[EXERCISE]:
Transcribe verbatim every line from the line containing "Transcribe the text in this document." to the end of the entries, including both endpoints. Output nothing beyond those lines.

------ RECORDS SHOWN ------

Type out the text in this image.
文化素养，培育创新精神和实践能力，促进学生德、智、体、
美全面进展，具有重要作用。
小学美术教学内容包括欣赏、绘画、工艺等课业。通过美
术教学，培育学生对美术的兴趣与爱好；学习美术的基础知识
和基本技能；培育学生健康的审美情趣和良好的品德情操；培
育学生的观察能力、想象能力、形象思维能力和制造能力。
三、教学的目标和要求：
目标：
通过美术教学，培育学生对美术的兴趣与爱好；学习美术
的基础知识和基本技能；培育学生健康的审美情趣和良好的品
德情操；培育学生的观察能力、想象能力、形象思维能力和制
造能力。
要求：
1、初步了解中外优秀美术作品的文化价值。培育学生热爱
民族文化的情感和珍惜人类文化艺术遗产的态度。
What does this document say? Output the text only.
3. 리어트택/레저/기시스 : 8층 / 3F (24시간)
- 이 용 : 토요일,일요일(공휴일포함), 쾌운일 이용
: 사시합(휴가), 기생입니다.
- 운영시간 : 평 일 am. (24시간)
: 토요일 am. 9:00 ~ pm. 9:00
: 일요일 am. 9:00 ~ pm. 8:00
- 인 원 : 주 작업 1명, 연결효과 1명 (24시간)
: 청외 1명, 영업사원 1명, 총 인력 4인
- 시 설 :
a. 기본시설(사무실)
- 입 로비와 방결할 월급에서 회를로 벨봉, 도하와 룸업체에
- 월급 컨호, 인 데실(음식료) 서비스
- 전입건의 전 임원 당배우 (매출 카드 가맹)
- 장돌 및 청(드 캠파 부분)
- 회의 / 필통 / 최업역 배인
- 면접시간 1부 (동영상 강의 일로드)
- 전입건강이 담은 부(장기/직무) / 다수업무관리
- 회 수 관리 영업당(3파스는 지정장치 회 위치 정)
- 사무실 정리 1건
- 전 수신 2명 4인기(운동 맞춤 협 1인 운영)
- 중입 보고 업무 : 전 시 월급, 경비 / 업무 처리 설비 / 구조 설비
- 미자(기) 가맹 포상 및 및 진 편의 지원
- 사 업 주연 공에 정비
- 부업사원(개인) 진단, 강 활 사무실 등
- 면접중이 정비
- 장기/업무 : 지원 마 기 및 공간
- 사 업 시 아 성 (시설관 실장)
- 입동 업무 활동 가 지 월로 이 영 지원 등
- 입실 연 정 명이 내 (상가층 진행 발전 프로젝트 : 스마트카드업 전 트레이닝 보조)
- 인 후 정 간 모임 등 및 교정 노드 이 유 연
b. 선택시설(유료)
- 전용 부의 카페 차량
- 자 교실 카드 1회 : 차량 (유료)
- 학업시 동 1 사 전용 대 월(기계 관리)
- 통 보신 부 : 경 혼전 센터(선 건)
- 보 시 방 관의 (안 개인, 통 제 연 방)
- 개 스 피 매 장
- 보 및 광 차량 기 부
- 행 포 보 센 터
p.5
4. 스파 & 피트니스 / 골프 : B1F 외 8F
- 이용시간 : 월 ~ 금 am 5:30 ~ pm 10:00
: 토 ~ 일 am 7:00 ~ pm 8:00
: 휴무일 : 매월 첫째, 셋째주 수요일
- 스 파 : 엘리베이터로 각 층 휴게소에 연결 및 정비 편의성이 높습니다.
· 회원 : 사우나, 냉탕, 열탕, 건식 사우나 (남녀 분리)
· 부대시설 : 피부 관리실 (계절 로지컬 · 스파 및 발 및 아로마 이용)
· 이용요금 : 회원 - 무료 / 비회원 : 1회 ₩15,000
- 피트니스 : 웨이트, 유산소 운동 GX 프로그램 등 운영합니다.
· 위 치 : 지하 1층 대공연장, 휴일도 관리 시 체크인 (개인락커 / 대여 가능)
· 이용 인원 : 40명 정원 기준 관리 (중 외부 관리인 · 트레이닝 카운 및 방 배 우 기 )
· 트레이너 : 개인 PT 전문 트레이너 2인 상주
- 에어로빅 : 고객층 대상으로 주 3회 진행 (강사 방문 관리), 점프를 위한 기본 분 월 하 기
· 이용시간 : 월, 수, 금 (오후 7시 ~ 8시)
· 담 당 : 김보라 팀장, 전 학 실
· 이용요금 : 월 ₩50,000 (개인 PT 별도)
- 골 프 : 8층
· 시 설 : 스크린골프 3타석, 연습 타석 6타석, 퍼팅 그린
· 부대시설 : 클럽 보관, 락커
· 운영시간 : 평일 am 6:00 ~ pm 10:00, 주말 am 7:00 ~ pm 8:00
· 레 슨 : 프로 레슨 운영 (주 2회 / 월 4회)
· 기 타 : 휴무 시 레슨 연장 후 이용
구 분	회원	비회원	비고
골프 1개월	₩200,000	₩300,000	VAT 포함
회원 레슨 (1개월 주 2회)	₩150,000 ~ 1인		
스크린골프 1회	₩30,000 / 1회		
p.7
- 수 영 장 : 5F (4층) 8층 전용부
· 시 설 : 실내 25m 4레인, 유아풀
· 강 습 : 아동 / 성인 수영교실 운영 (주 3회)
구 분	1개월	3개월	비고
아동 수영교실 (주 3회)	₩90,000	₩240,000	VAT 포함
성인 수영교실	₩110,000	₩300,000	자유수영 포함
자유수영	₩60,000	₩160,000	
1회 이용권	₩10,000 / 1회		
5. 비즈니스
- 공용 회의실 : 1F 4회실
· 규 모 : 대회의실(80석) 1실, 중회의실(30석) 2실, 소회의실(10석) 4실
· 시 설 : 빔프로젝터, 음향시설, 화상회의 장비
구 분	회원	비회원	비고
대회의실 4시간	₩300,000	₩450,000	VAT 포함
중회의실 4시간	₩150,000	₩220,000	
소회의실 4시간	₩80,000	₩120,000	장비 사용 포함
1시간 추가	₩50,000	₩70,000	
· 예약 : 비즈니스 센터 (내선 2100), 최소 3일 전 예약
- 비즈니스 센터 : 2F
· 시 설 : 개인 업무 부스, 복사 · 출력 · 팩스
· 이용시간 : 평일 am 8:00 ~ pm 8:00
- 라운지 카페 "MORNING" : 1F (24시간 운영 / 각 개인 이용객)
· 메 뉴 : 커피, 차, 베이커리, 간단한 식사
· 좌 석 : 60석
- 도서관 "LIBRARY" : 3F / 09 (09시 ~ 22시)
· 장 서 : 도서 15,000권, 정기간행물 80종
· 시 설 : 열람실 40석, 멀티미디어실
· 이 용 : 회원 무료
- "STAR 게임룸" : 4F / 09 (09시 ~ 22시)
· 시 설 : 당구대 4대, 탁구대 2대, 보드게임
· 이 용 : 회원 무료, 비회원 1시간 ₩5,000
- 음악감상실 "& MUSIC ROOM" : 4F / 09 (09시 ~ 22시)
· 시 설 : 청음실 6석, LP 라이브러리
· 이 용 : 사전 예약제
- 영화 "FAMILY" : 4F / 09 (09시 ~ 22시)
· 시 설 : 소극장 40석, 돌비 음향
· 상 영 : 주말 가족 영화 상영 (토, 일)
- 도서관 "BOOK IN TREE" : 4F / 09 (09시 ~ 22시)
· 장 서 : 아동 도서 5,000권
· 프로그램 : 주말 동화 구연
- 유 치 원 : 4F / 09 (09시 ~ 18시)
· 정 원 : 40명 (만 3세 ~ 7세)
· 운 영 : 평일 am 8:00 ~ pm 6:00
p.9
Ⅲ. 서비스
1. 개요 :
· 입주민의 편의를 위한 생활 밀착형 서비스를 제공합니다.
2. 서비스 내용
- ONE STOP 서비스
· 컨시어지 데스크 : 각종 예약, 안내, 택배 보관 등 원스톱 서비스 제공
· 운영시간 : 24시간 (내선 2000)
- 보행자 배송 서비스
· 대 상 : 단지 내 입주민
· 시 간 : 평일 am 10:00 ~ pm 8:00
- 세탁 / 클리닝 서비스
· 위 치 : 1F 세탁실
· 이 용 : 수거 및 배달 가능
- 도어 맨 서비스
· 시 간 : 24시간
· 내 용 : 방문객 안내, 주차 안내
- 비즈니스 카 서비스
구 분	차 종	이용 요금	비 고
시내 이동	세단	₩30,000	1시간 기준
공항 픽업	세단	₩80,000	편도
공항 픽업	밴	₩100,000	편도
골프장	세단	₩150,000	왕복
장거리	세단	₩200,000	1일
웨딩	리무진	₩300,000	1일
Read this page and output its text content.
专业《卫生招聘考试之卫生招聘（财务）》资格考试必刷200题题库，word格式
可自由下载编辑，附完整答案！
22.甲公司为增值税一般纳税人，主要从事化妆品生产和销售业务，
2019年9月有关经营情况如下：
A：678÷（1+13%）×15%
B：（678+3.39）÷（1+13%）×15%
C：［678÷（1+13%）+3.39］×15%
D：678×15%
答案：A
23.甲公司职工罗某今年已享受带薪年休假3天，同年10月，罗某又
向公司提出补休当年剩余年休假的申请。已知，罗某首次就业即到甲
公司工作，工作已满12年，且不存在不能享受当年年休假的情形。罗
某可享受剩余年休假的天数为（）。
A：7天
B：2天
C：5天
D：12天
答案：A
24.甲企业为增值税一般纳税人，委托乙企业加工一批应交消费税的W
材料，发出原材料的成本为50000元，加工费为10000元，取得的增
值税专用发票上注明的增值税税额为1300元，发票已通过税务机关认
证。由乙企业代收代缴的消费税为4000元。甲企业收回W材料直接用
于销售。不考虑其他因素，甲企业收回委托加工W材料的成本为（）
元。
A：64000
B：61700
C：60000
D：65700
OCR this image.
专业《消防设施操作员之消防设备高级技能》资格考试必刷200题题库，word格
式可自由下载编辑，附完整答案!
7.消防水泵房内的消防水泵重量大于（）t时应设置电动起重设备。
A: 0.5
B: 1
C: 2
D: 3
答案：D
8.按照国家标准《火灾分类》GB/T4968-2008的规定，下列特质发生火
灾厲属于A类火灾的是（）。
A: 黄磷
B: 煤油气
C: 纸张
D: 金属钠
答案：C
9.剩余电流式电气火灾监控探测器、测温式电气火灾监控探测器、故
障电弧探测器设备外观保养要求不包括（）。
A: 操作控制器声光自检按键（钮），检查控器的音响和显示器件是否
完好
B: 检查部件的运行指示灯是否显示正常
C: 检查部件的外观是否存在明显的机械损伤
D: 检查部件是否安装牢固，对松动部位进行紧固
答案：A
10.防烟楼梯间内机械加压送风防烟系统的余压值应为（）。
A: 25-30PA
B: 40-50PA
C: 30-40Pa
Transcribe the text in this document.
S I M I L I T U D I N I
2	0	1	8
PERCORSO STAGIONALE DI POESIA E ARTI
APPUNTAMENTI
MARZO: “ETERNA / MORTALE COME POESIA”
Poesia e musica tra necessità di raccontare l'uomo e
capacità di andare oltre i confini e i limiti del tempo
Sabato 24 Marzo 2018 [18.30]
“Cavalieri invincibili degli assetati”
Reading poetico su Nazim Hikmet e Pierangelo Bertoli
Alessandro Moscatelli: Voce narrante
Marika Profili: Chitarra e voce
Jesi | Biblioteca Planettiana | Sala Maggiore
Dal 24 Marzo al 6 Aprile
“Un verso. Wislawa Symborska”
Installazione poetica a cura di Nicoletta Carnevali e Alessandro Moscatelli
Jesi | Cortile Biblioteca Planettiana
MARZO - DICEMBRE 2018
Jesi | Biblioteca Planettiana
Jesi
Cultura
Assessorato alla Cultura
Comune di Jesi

------

[CORRECT OUTPUT]:
Transcribe the text in this document.
S I M I L I T U D I N I
2	0	1	8
PERCORSO STAGIONALE DI POESIA E ARTI
APPUNTAMENTI
MARZO: “ETERNA / MORTALE COME POESIA”
Poesia e musica tra necessità di raccontare l'uomo e
capacità di andare oltre i confini e i limiti del tempo
Sabato 24 Marzo 2018 [18.30]
“Cavalieri invincibili degli assetati”
Reading poetico su Nazim Hikmet e Pierangelo Bertoli
Alessandro Moscatelli: Voce narrante
Marika Profili: Chitarra e voce
Jesi | Biblioteca Planettiana | Sala Maggiore
Dal 24 Marzo al 6 Aprile
“Un verso. Wislawa Symborska”
Installazione poetica a cura di Nicoletta Carnevali e Alessandro Moscatelli
Jesi | Cortile Biblioteca Planettiana
MARZO - DICEMBRE 2018
Jesi | Biblioteca Planettiana
Jesi
Cultura
Assessorato alla Cultura
Comune di Jesi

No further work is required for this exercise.